* _EXERCISE GOAL_
Pull every line containing "Алексей" out of the material below.

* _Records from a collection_
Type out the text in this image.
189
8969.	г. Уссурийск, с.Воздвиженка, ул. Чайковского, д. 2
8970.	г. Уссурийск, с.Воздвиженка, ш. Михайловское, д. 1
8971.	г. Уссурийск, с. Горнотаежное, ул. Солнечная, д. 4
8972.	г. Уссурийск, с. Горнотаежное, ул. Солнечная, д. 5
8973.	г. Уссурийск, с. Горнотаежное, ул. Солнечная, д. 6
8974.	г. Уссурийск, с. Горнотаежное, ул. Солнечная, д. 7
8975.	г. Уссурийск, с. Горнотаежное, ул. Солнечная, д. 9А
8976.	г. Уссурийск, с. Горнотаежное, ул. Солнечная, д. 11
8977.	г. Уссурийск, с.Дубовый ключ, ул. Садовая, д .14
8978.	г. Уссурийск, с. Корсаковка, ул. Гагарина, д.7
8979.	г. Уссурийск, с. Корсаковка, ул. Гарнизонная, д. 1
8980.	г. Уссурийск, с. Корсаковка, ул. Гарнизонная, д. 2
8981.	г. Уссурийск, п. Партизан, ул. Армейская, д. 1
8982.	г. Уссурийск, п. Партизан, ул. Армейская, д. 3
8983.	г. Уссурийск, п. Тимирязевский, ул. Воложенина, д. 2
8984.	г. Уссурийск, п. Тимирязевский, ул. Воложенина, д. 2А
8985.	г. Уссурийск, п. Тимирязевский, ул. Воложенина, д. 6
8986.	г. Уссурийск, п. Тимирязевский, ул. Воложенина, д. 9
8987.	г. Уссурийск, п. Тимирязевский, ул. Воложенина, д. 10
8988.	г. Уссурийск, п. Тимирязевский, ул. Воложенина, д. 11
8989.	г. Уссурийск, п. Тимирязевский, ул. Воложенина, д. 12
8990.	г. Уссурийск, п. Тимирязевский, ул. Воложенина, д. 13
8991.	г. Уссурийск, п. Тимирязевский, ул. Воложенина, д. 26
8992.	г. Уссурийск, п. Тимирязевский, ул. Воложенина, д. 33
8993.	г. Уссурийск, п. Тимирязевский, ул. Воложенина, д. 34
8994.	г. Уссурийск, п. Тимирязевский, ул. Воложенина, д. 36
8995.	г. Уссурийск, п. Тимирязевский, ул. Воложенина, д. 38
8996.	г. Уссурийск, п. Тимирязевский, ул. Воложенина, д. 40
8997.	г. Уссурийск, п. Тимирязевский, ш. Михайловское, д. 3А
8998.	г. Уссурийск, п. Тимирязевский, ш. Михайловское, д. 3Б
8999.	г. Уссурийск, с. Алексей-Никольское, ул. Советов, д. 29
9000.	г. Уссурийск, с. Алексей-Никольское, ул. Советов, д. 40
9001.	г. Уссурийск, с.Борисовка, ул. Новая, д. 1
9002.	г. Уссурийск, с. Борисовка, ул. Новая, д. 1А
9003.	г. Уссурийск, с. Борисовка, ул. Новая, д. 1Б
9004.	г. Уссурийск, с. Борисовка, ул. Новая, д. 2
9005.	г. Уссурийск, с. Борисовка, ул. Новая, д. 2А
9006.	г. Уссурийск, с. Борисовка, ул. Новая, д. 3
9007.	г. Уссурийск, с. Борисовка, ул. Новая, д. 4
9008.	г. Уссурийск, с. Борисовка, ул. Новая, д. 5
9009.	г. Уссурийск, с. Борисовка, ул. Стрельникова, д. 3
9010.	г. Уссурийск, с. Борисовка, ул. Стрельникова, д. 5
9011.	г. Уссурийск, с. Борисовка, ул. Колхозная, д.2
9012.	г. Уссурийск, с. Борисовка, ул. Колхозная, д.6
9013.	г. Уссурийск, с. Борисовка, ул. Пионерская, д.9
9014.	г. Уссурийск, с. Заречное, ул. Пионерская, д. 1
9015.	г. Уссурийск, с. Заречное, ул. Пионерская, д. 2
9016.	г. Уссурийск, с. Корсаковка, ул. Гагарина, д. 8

* _TASK OUTPUT_
8999.	г. Уссурийск, с. Алексей-Никольское, ул. Советов, д. 29
9000.	г. Уссурийск, с. Алексей-Никольское, ул. Советов, д. 40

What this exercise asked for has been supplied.